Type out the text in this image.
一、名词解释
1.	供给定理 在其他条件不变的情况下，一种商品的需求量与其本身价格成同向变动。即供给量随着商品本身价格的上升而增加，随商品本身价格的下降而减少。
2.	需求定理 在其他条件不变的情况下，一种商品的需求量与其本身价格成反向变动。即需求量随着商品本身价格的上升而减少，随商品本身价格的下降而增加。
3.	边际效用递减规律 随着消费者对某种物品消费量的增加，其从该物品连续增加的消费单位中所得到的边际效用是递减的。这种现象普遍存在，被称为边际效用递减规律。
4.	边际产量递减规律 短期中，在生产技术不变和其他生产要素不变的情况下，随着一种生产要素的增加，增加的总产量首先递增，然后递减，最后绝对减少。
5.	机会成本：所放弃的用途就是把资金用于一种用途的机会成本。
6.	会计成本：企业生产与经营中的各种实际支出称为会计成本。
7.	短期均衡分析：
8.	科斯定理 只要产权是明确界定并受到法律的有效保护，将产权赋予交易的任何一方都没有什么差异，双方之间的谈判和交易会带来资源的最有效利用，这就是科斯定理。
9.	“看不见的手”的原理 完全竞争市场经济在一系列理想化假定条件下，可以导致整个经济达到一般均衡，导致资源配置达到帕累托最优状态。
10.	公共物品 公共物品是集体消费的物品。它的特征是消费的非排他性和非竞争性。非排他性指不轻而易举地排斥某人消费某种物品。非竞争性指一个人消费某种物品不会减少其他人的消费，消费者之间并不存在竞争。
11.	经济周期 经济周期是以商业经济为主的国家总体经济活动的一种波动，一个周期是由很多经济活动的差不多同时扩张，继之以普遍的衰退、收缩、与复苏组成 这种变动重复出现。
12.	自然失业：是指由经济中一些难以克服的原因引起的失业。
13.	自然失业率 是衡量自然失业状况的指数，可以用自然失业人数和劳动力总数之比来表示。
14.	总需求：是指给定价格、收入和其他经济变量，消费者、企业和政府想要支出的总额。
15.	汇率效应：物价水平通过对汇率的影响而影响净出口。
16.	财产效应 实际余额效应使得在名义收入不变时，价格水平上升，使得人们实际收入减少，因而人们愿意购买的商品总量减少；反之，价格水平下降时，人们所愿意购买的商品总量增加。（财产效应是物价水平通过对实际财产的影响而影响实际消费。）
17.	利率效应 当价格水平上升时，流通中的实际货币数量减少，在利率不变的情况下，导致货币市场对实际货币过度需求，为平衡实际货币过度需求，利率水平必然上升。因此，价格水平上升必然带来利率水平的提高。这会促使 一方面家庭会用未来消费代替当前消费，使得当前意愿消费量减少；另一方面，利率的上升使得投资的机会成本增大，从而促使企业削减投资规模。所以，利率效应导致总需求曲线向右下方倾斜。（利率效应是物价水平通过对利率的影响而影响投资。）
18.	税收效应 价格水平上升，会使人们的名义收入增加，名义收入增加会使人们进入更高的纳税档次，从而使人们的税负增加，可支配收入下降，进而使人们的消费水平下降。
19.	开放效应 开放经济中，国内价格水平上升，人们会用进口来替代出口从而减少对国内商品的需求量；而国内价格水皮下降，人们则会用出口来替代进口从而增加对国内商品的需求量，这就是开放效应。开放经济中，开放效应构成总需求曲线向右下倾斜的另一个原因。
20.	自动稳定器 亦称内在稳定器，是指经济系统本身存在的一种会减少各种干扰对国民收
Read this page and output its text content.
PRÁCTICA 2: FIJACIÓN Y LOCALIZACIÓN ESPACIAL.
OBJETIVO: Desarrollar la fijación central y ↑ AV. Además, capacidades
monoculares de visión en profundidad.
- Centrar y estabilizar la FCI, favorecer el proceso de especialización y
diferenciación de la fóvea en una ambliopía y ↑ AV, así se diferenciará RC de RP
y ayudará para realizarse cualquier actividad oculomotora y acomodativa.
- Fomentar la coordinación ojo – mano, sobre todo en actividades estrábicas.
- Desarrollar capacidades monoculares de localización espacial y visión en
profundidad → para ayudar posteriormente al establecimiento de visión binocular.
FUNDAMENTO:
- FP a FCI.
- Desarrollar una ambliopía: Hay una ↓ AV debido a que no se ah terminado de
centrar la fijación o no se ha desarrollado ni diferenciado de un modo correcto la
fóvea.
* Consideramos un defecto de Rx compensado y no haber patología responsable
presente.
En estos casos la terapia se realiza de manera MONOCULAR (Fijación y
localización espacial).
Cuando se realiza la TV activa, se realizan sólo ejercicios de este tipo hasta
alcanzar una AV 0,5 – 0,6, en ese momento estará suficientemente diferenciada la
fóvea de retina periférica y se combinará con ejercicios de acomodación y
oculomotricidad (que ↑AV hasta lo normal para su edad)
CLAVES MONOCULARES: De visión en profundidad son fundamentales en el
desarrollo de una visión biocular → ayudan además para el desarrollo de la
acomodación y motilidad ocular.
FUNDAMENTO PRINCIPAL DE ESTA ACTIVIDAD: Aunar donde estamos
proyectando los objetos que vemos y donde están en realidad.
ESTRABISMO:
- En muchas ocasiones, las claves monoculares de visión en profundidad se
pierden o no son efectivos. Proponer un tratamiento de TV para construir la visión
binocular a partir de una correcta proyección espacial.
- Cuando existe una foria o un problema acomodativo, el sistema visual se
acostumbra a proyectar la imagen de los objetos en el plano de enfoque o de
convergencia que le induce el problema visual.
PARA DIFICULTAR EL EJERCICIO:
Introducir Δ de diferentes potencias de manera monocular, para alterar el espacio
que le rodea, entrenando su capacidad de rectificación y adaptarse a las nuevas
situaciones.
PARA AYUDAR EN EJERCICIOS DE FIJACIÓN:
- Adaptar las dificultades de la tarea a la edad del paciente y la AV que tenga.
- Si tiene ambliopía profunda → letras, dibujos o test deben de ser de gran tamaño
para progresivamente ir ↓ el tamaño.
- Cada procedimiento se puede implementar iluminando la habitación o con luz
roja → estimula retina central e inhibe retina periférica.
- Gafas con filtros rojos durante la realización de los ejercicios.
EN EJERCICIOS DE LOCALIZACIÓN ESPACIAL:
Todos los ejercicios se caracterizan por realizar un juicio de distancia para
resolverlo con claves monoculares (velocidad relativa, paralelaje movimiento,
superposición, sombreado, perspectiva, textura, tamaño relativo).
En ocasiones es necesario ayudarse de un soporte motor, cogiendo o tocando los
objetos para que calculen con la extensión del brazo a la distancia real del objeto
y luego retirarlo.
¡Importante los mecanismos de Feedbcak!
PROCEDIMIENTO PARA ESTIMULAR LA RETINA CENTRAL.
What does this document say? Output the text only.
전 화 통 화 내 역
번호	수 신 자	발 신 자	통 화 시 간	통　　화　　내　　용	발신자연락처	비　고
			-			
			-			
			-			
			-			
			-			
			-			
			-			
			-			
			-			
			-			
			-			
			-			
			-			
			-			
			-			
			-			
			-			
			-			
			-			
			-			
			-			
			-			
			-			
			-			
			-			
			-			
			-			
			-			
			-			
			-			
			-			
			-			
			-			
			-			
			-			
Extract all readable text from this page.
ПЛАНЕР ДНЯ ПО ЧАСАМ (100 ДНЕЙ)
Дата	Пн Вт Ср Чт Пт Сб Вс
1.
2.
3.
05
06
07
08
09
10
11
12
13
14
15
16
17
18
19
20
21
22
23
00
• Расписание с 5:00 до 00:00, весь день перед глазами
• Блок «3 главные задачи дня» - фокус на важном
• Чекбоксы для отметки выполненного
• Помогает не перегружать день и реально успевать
----
TASK: Return the lines of the records that include the string "ocasiones".

SOLUTION TO THIS PROBLEM:
- En muchas ocasiones, las claves monoculares de visión en profundidad se
En ocasiones es necesario ayudarse de un soporte motor, cogiendo o tocando los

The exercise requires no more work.